→ **REQUIRED WORK**: Count the lines in the rows below that contain the string "button", treating uppercase and lowercase as different. Reply with the number alone.

→ **DATA PROVIDED**:

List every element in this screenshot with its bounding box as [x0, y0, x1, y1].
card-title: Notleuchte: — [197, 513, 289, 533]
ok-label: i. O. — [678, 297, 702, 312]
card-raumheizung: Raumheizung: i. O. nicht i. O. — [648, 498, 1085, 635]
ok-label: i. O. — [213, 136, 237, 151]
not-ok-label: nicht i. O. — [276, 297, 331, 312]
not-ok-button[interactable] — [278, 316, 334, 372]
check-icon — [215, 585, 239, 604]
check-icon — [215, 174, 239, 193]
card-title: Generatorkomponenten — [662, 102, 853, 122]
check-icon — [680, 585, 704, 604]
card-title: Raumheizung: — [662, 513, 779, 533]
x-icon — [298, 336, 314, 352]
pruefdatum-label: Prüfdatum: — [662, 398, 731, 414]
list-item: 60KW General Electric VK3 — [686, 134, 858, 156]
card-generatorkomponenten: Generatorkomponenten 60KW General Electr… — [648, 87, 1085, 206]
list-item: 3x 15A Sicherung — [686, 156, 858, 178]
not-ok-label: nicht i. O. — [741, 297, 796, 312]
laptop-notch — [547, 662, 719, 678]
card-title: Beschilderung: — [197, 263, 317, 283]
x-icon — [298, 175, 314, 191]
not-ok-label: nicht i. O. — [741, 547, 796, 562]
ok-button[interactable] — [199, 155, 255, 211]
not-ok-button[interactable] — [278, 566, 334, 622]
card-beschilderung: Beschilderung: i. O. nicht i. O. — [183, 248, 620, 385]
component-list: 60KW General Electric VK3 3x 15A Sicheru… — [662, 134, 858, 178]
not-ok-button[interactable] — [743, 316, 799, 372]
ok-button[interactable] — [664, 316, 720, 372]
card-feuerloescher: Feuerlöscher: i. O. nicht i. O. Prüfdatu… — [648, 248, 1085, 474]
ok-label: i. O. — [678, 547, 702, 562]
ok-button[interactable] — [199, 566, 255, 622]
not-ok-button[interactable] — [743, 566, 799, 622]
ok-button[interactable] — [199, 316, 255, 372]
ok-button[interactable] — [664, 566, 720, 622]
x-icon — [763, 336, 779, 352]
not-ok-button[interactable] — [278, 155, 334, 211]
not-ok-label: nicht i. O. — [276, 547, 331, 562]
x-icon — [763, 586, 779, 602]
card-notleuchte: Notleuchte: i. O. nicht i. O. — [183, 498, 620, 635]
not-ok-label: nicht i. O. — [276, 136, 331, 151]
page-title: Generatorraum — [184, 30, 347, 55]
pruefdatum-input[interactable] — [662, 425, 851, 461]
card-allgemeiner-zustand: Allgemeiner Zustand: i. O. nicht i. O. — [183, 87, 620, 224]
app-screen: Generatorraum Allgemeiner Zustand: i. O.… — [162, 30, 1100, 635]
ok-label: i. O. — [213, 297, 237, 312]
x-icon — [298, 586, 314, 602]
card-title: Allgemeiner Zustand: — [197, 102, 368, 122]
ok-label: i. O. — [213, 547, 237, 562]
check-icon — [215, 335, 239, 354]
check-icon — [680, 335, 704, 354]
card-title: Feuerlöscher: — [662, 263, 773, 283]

→ **ANSWER IN FULL**: 10